It's my duty to get Scout to sleep for the night; it's the closest thing I have to a magic touch. First Kerry induces her into a 'milk coma', then I wrap Scout in her pod (a nice way to describe what is essentially a straight-jacket). Tonight the coma did not happen, and I set to the laborious procedure from scratch, of getting her from crankypants to conked. She wailed, flailed, and then – as if declaring truce – she halted her fit, gazed at me and mewed aboo. She relaxed, and was out cold a few minutes later.
Scout's aboo is among her cutest accomplishments in life. It happens every now and then, often while being held. I immortalized it in ink, in this doodle I created for Kerry's Mothers Day card – the only bout of drawing I've managed in the 105 days since she's arrived on the scene.
May 06, 2013
I was hesitant about popping the poster for PechaKucha Night in Winnipeg, Volume 14 here. A vast majority of the design gruntwork had been completed with the collateral put out for Vol. 13 back in March (and discussed previously, here). And the remainder of this year's quartet of posters will be riffs on that initial piece, with some shifts in colour scheme and seasonal touch-ups. To wit, this variation here – no longer featuring the archival alley-way drawings of Volume 13; instead, swapped with a simple Slurpee.
Anyone in Winnipeg knows why there's a Slurpee on this poster. Our city's been dubbed the Slurpee Capital of the Universe for 3,553 consecutive years, and it's become an odd and self-proclaimed symbol of this place. I don't condone this distinction, but ironically, it was during my salad days that I helped play a part. As a teenager I could be seen toting/toking a Slurpee on many occasions. My mix of choice was two parts Dr Pepper, one part cream soda – but since a 7-Eleven in somewhat-nearby River Heights was the only outlet's Slurpee fountain where I could source Dr Pepper, Coca-Cola was often substituted. More often than not, my Slurpee was paired with a Maximiumm brownie – sometimes, two – which I'm not sure are still available.
I don't partake in the Slurpee anymore. Don't partake in 7-Eleven much, period. The place was well-suited to my adolescence, be it for Slurpees, brownies, Old Dutch ripple chips and dill-pickle dip, Cokes upon Cokes upon Cokes, Big Bite hotdogs or fifteen-dollar 7-Eleven fan zone nosebleed section Jets tickets (my first-ever game: the infamous 1990 "Death By Popcorn" playoff date when the Jets had the Cup-champion Oilers by the throat). It was frequently the launching pad for late-night car trips, VHS movie marathons and high school lunchtime junk food runs.
Now – as I sit on my porch with a craft beer in my hand, munching on organic, fair-trade chocolate corn chips or om-nom-nomming on a walnut brownie from the nearby hippie bakery – the distinction of my town as Slurpee Capital of the World disgusts me. Infact, these fat, grubby teenagers and their Slurpee-sticky hands need to get off my lawn.
In a nutshell, that's why I plopped a Slurpee on the next run of PechaKucha Night posters. Well, there's that, but it's also finally warm out – and I had just a whiff of a hint of a glimmer of a craving for one.
PechaKucha Night in Winnipeg, Volume 14 takes place on Thursday, May 16, at the Park Theatre. Doors open at 7:30, first presenter hits the stage at 8:20. And I'll be the emcee. These events are fantastic. Come see why.

________

Requirement: Rewrite the passage of the excerpt starting with "Scout's aboo is" and going on through "on the scene.", replacing "doodle" with "sketch".

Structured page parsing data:
________

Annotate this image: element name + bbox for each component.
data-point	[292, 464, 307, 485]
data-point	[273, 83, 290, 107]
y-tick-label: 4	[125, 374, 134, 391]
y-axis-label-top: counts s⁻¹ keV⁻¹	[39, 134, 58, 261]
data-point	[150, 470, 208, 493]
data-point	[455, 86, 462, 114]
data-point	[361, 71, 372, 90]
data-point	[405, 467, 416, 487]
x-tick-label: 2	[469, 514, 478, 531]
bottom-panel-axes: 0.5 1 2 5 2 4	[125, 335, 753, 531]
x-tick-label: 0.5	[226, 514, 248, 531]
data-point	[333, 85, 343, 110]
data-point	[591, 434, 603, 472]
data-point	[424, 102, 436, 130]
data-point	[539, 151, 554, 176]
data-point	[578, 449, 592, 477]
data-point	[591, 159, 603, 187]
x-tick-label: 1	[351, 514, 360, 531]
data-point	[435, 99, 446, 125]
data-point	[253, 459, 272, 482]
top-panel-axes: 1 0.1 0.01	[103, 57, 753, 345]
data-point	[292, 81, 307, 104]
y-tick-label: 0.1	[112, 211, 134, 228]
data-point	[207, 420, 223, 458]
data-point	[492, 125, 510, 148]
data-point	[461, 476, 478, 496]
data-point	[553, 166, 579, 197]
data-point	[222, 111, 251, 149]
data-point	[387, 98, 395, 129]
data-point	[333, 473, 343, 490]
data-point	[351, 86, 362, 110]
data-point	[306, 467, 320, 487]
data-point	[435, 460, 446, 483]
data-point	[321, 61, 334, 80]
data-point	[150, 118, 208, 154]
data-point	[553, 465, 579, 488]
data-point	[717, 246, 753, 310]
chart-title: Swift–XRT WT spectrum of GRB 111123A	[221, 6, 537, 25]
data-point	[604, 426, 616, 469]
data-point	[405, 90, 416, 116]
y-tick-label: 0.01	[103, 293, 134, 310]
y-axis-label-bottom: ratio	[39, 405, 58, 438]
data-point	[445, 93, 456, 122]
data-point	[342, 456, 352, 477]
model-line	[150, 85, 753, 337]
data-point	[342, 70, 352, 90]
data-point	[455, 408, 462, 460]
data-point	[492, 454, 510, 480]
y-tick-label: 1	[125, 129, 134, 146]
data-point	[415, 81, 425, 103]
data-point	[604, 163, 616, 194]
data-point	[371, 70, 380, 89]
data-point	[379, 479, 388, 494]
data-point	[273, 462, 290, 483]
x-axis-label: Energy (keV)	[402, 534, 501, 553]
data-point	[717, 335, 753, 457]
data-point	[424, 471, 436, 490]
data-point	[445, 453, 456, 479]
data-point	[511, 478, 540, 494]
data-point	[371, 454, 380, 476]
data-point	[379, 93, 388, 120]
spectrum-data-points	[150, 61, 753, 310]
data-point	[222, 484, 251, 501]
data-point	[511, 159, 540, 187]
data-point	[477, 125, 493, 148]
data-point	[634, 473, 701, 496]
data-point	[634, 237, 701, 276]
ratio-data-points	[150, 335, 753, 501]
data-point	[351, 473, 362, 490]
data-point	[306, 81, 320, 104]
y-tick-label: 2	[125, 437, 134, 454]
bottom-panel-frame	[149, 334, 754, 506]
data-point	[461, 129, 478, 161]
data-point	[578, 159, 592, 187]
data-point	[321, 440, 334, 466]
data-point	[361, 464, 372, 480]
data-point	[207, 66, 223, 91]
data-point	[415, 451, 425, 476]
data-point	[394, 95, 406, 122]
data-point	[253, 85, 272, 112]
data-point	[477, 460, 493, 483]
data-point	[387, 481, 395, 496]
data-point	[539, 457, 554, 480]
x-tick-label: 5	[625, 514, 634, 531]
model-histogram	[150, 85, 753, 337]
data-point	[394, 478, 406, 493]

________

Answer section:
Scout's aboo is among her cutest accomplishments in life. It happens every now and then, often while being held. I immortalized it in ink, in this sketch I created for Kerry's Mothers Day card – the only bout of drawing I've managed in the 105 days since she's arrived on the scene.